** Provided records follows **
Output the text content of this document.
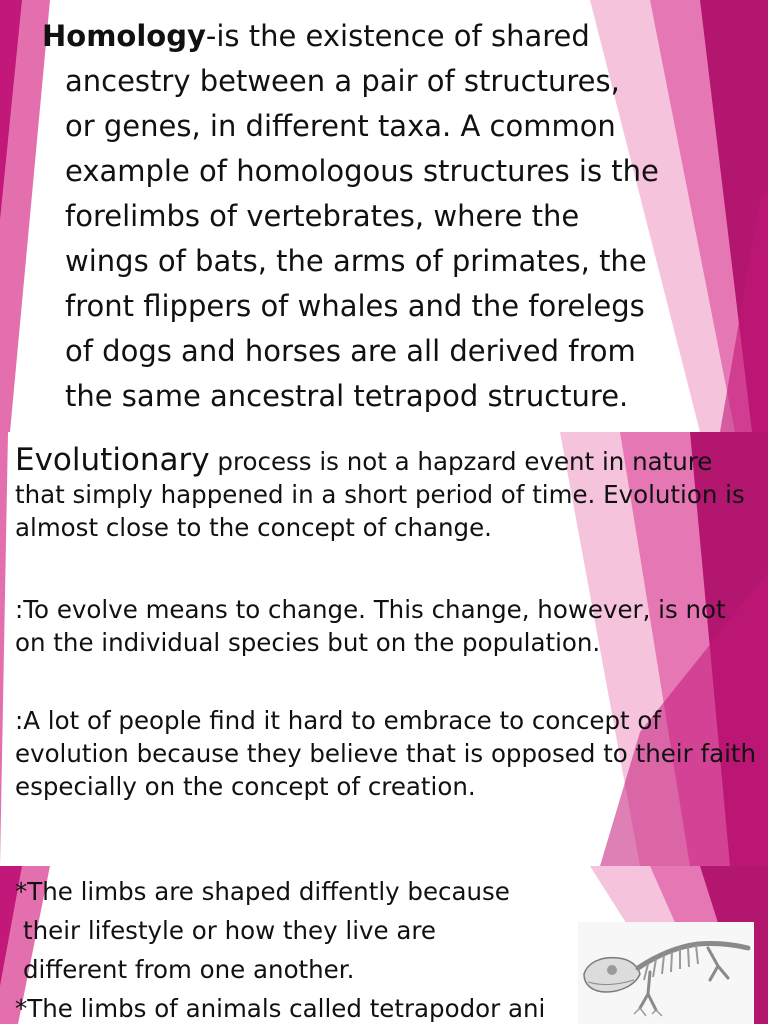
Homology-is the existence of shared
ancestry between a pair of structures,
or genes, in different taxa. A common
example of homologous structures is the
forelimbs of vertebrates, where the
wings of bats, the arms of primates, the
front flippers of whales and the forelegs
of dogs and horses are all derived from
the same ancestral tetrapod structure.

Evolutionary process is not a hapzard event in nature that simply happened in a short period of time. Evolution is almost close to the concept of change.

:To evolve means to change. This change, however, is not on the individual species but on the population.

:A lot of people find it hard to embrace to concept of evolution because they believe that is opposed to their faith especially on the concept of creation.

*The limbs are shaped diffently because
their lifestyle or how they live are
different from one another.
*The limbs of animals called tetrapodor ani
** End of Provided records **
Instructions for the task -
Going through the lines above one by one, tally those with the word "that" and give only the total.

Response box -
2